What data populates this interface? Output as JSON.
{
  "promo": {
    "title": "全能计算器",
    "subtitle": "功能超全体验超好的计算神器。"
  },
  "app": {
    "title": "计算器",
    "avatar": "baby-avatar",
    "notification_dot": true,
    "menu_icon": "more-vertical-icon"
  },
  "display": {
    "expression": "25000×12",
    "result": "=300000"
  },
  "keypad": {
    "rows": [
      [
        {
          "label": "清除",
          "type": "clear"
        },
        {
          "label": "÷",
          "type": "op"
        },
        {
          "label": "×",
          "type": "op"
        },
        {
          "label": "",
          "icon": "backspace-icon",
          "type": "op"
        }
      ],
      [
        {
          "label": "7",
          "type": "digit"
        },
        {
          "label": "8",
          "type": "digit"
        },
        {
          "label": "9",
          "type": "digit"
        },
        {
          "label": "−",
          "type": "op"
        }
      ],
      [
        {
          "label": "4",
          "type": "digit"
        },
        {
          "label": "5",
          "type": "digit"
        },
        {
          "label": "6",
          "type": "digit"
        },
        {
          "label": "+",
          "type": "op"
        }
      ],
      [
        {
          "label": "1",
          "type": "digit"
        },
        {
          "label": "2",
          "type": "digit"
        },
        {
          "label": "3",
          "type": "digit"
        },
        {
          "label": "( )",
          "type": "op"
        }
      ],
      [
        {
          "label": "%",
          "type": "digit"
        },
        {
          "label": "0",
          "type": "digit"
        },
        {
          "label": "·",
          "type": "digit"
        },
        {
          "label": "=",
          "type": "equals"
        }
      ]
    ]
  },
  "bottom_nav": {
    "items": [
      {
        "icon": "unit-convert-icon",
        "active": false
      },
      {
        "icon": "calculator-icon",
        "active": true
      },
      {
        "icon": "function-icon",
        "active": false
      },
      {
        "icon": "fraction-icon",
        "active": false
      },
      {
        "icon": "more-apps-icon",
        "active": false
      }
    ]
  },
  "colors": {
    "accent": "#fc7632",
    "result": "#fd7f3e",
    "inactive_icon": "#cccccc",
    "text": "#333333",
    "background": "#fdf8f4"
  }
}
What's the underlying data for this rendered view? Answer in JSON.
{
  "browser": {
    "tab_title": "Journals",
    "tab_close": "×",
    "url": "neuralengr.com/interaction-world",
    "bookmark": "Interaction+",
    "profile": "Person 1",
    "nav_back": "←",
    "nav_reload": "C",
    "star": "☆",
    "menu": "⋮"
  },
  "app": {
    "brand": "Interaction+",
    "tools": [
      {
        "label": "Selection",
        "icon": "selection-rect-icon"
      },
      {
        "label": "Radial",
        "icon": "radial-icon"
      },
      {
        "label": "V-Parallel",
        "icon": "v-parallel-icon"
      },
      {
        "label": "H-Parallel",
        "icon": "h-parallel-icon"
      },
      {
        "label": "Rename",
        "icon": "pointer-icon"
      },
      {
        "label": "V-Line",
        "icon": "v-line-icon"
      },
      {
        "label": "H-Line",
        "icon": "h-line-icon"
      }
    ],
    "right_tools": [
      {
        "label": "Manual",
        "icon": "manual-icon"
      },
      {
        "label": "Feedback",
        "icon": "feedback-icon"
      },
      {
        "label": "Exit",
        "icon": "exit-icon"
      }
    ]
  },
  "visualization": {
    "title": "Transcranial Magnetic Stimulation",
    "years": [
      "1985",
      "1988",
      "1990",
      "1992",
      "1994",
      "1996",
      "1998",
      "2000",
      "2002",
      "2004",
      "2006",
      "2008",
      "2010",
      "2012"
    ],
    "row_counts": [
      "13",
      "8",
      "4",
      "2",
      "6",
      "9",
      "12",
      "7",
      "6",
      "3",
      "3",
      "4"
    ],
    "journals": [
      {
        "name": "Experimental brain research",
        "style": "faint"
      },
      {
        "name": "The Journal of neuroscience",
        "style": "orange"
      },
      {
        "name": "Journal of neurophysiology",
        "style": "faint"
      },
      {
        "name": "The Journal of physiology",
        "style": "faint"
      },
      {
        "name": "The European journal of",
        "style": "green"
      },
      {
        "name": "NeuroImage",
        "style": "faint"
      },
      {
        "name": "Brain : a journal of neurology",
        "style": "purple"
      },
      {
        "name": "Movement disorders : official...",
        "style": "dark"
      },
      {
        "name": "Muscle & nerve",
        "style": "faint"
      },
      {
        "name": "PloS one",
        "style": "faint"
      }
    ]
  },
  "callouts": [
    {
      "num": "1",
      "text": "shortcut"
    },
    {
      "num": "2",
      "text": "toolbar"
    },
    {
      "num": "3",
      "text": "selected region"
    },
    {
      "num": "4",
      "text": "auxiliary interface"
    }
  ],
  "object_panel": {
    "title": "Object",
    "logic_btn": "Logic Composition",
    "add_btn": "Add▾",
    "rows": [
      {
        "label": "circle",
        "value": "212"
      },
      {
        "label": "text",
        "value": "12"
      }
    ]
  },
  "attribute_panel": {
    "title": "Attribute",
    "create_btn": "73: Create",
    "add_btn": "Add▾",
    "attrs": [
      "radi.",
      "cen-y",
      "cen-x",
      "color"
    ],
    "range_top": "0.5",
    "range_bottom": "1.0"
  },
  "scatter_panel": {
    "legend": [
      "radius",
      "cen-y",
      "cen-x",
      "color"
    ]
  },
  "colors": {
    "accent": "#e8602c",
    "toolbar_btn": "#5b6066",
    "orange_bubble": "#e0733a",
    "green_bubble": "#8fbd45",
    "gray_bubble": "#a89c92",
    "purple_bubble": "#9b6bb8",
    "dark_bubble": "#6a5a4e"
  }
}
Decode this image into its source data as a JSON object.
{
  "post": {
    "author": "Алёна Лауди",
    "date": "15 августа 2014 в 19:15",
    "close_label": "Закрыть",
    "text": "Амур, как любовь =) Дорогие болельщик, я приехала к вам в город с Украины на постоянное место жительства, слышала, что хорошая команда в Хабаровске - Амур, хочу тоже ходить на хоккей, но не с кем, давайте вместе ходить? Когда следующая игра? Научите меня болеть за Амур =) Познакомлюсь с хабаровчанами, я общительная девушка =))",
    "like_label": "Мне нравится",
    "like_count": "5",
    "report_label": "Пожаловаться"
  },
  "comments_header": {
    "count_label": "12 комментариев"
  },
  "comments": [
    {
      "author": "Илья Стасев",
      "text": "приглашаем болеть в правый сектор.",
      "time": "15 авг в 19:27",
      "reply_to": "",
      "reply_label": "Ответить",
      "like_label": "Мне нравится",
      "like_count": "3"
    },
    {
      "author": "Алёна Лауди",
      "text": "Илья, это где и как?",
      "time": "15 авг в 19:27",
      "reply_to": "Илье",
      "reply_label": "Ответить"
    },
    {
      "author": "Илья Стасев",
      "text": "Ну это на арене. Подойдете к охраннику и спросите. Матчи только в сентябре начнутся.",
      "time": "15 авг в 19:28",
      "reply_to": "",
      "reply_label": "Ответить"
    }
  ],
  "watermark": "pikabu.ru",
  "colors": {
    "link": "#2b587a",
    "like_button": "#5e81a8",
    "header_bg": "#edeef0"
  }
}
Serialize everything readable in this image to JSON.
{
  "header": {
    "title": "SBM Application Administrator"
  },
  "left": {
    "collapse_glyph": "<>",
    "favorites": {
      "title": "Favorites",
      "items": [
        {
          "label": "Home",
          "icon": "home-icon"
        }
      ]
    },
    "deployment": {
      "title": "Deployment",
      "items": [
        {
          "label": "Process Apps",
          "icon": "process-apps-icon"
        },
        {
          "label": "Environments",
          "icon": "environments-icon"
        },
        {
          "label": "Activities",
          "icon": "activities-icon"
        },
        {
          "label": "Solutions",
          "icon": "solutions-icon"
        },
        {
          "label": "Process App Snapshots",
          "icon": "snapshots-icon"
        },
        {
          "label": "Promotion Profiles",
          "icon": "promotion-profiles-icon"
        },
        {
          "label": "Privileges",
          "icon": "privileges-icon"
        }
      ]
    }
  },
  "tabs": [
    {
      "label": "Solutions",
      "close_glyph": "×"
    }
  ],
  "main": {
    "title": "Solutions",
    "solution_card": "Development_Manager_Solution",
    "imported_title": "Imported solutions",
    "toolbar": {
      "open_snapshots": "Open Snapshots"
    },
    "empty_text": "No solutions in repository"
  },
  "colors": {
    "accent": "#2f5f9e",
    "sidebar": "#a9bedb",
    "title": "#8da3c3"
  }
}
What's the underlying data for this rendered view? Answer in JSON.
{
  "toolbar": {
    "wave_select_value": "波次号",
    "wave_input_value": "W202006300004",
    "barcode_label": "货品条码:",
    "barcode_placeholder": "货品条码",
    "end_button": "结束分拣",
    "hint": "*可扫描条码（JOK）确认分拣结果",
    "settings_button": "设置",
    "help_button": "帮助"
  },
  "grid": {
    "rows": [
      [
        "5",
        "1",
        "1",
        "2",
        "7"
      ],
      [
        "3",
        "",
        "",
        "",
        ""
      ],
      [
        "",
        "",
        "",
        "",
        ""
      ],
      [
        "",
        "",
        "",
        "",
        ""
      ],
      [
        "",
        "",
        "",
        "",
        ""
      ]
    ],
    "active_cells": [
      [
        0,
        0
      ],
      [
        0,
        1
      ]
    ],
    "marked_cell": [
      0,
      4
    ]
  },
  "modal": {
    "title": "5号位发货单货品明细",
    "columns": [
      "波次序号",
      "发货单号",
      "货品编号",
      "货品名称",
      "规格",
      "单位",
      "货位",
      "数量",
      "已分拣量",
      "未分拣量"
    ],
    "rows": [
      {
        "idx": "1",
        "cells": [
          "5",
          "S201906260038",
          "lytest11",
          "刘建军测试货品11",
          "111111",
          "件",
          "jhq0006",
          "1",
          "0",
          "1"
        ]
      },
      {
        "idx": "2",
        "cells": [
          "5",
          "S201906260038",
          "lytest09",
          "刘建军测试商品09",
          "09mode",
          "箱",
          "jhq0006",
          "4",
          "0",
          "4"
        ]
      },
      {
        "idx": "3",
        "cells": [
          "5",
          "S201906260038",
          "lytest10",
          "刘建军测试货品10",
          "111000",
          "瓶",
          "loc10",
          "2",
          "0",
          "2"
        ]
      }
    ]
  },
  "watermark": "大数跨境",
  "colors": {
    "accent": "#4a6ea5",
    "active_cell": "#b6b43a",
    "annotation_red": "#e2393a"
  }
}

**THE PROBLEM**: In the listing above, locate each line with "interface" and copy it.

**OUTPUT OF THE EXERCISE**:
What data populates this interface? Output as JSON.
      "text": "auxiliary interface"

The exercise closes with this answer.